Abstract
Procédure pénale
Action civile - Dommages-intérêts - Exécution provisoire nonobstant appel - Conditions.
Résumé
Lorsque le juge répressif se trouve saisi en même temps de l'action publique et de l'action civile, bien que les règles de procédure pénale soient applicables à l'action civile, il n'empêche que la condamnation à des dommages-intérêts en réparation du préjudice découlant directement de l'infraction tient compte de l'intégralité de celui-ci et peut être assortie de l'exécution provisoire comme il en serait de même devant la juridiction civile.

LIGNES DE DONNÉES:
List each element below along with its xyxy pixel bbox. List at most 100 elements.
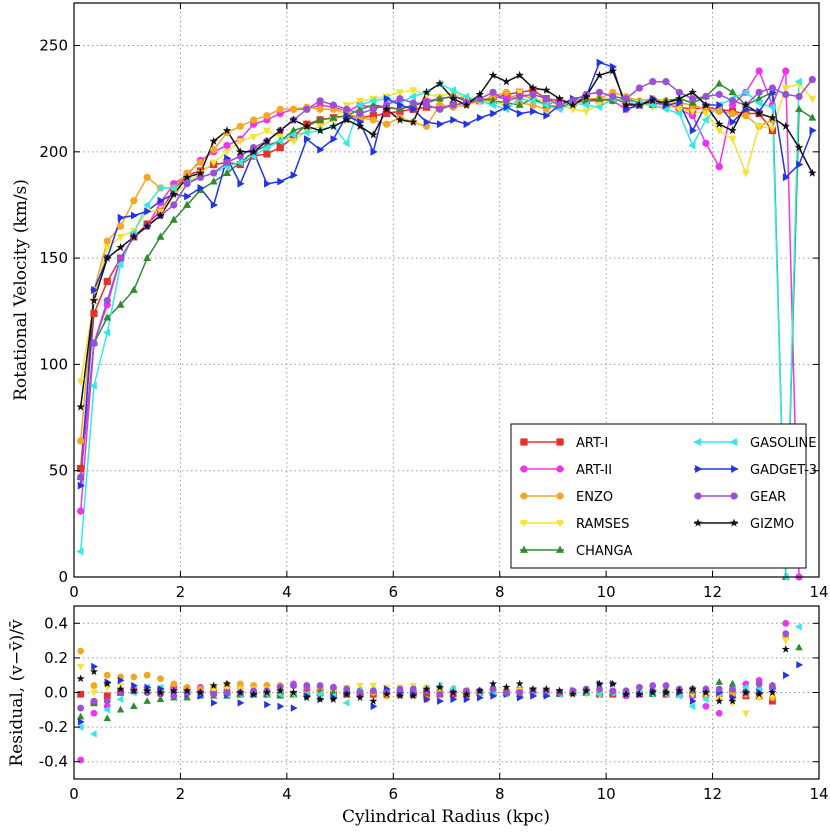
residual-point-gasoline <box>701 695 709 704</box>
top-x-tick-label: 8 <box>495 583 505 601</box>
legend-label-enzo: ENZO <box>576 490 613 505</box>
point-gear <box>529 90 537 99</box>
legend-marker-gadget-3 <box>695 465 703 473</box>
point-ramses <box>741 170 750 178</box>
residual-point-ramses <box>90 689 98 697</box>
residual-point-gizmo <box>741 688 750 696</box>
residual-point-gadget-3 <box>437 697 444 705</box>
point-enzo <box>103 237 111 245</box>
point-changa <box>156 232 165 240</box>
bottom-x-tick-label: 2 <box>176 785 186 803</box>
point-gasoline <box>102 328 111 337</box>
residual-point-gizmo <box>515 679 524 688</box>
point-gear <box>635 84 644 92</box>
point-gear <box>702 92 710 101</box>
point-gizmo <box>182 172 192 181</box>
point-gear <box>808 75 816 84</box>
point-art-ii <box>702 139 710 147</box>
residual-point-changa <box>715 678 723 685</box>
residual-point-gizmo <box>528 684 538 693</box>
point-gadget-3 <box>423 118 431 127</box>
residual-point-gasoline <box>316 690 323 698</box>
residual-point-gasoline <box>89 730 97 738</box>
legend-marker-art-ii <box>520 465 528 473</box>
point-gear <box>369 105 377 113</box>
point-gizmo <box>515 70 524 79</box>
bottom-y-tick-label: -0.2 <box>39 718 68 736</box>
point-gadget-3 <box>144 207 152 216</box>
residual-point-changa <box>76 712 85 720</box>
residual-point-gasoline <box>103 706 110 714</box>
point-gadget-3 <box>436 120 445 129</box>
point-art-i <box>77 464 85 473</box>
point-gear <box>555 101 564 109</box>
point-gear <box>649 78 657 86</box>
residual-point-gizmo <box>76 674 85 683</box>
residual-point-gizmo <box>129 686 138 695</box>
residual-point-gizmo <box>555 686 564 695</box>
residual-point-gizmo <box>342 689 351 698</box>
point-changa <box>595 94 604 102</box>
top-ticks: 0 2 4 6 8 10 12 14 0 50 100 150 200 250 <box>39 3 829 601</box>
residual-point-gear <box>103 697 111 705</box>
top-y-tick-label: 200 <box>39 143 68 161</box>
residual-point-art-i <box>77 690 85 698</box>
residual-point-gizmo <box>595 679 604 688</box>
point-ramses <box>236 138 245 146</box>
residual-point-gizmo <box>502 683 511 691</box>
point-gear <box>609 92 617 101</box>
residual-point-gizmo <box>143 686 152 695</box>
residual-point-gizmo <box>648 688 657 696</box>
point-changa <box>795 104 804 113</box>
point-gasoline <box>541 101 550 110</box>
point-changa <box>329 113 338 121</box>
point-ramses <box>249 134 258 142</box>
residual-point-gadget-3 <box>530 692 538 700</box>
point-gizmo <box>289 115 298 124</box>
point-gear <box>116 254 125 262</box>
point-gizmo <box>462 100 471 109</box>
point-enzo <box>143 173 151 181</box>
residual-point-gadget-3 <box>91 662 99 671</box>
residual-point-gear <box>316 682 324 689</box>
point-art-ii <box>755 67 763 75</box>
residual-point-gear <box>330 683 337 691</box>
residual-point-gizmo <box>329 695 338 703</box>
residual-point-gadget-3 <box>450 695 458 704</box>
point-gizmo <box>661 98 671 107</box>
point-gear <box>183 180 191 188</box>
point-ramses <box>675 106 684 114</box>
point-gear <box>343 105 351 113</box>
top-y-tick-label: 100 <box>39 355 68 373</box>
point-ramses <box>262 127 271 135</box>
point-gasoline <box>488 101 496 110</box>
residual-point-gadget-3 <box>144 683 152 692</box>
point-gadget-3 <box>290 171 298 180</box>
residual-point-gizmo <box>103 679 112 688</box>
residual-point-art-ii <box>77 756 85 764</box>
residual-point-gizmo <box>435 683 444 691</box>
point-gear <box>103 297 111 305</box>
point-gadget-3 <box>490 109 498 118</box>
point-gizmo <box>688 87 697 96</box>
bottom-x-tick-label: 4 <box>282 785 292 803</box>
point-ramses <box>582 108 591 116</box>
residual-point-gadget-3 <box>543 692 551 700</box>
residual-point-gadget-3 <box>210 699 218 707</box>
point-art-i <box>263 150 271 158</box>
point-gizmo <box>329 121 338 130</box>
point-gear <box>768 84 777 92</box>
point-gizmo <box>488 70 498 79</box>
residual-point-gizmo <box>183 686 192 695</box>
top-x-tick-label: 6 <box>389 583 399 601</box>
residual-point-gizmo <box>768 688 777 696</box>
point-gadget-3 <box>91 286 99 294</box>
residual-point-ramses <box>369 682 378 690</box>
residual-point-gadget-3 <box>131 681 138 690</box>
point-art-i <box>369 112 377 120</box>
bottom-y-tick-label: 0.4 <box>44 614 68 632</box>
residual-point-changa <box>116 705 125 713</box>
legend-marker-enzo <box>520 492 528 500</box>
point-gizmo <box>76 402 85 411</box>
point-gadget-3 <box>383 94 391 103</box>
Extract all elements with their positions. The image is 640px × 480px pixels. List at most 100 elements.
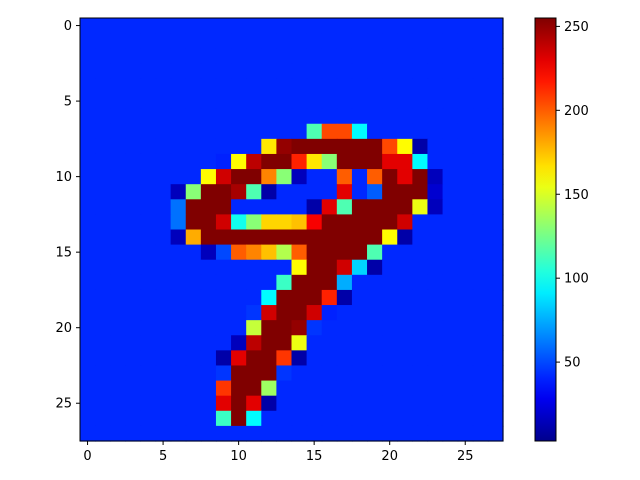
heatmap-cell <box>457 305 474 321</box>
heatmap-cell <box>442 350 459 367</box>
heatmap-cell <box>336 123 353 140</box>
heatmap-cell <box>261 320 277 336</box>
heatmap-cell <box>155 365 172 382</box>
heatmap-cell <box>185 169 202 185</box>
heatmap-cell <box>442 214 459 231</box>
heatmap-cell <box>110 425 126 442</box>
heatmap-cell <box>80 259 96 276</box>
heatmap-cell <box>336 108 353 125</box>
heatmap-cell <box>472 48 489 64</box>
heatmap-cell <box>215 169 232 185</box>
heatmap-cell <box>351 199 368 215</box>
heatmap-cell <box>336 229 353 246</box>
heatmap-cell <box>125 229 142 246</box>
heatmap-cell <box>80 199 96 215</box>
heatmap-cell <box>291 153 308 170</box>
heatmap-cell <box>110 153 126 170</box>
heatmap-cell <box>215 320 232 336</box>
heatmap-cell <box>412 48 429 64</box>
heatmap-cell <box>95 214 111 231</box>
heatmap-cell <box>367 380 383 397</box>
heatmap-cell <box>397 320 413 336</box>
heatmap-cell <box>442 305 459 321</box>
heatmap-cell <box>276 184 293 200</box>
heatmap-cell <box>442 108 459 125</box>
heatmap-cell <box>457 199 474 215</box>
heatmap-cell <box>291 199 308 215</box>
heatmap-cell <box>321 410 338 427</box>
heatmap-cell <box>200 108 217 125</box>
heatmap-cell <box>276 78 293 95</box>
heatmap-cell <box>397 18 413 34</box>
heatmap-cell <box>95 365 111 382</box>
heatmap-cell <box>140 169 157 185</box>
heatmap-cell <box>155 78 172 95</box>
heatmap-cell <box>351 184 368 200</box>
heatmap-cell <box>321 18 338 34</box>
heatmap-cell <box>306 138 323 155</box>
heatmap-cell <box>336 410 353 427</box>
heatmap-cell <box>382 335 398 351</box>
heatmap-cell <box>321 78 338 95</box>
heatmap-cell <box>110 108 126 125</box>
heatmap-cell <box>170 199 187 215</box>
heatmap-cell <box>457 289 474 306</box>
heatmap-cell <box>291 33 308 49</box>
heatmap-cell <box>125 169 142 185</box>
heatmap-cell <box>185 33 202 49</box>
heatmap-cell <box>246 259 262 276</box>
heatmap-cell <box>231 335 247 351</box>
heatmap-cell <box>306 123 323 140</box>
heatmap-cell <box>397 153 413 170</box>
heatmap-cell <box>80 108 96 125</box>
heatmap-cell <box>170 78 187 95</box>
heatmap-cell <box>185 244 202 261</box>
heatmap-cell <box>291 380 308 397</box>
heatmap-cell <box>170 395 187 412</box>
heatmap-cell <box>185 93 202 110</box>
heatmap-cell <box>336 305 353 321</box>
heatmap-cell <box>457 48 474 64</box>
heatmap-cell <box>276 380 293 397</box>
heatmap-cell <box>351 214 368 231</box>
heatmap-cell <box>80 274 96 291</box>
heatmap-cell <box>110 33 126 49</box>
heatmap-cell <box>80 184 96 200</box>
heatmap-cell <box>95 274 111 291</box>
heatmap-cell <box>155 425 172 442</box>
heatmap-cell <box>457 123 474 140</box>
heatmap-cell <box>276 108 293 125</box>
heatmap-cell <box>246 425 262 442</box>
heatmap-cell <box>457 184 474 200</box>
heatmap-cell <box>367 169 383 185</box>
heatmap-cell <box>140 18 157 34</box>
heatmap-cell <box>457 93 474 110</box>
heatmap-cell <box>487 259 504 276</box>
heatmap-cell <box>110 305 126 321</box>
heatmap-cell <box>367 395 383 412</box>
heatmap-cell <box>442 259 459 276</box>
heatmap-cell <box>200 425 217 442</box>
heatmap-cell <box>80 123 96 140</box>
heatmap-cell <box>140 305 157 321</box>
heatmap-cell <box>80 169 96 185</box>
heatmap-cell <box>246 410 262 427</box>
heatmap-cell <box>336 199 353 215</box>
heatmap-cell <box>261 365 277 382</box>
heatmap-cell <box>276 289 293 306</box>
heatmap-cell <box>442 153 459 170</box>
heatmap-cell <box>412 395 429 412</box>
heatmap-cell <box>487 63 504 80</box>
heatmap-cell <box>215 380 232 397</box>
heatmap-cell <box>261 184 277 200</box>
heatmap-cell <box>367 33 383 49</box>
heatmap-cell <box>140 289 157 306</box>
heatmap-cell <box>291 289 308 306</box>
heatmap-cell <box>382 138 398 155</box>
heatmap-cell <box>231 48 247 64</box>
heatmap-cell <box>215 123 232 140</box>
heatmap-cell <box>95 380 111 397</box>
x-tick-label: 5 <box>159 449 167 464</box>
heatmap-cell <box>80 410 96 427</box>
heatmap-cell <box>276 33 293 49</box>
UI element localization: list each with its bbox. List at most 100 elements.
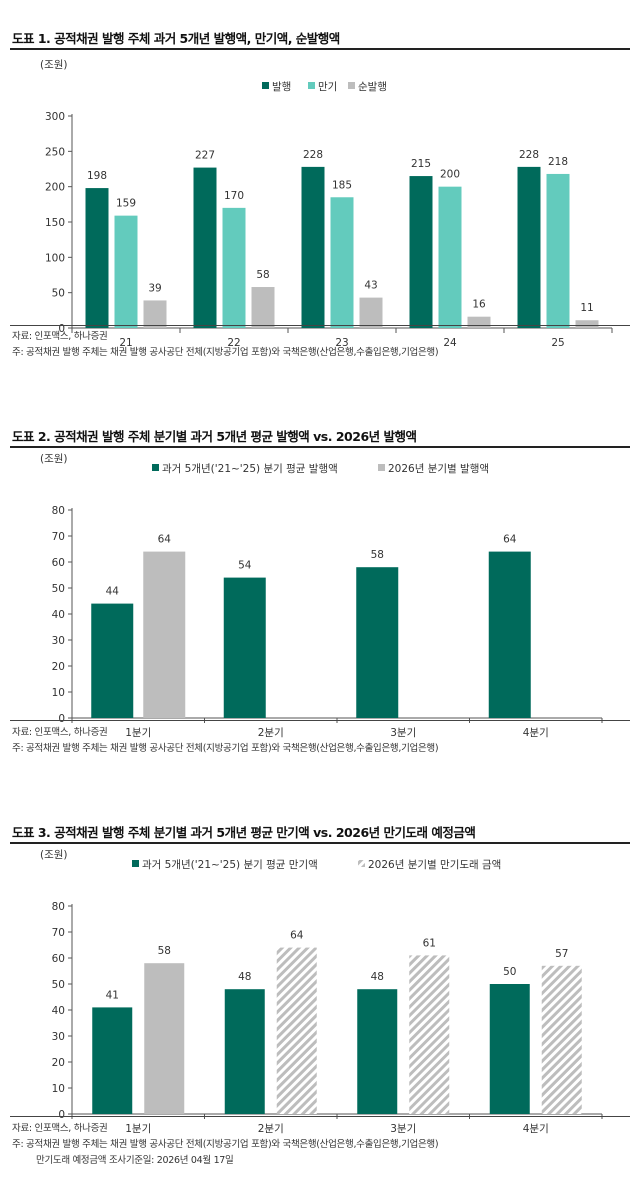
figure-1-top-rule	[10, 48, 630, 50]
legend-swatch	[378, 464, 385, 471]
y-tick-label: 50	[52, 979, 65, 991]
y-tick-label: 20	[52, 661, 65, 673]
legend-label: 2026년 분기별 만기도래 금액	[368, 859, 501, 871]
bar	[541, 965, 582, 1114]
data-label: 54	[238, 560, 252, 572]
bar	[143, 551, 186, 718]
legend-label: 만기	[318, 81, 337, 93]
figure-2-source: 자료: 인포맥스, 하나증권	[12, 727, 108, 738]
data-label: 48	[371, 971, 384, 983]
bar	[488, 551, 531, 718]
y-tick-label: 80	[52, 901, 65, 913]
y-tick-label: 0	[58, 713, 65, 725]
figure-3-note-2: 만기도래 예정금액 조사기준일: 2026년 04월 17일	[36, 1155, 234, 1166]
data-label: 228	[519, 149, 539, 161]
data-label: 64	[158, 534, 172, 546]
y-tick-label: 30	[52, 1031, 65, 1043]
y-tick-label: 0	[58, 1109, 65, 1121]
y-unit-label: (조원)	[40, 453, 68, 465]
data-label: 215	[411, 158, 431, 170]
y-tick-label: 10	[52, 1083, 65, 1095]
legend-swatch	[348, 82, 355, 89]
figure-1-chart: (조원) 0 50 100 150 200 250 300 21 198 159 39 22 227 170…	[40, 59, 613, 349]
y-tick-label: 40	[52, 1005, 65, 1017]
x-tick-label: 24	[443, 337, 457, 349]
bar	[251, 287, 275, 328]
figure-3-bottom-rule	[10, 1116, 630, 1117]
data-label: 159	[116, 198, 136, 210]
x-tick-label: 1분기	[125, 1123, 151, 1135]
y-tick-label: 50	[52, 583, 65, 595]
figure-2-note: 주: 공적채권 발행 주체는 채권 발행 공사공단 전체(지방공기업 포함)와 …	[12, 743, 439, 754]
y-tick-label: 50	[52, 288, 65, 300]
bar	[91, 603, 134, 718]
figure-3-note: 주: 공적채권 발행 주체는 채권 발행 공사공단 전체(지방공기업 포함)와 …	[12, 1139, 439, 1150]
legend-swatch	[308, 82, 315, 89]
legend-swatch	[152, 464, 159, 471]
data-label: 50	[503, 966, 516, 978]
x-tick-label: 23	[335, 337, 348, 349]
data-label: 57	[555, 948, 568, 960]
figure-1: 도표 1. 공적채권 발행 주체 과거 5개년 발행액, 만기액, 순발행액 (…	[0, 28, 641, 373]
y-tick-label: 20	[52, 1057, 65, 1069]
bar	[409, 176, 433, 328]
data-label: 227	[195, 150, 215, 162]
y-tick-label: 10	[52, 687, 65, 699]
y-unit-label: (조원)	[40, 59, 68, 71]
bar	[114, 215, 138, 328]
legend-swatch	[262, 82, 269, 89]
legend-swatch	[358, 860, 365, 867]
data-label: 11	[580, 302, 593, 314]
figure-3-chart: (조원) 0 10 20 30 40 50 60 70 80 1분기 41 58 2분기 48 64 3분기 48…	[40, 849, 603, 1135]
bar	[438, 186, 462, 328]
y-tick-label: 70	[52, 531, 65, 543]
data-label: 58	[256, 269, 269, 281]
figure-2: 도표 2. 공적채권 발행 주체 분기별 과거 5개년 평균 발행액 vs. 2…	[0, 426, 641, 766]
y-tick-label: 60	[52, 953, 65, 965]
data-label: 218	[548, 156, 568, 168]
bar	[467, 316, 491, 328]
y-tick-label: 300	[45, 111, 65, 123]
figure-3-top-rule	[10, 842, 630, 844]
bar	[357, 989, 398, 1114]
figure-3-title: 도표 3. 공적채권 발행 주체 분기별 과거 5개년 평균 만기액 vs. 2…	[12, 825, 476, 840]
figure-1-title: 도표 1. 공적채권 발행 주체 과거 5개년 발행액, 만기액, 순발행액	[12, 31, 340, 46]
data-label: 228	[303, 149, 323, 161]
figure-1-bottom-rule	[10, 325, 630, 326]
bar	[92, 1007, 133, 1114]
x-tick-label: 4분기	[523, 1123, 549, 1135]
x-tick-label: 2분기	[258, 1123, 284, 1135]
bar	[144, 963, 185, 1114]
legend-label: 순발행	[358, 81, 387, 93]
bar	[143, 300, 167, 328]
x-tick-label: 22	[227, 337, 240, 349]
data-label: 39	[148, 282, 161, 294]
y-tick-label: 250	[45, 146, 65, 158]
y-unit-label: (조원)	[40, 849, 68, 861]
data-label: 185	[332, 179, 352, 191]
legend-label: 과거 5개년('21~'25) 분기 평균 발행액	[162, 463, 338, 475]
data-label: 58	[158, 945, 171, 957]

CONSIGNE: Reproduisez à l'identique l'intégralité du texte sélectionné, s'il vous plaît. Le listing n'intervient pas dans cet exercice.

RÉSULTAT FINAL:
Abstract
Procédure pénale
Action civile - Dommages-intérêts - Exécution provisoire nonobstant appel - Conditions.
Résumé
Lorsque le juge répressif se trouve saisi en même temps de l'action publique et de l'action civile, bien que les règles de procédure pénale soient applicables à l'action civile, il n'empêche que la condamnation à des dommages-intérêts en réparation du préjudice découlant directement de l'infraction tient compte de l'intégralité de celui-ci et peut être assortie de l'exécution provisoire comme il en serait de même devant la juridiction civile.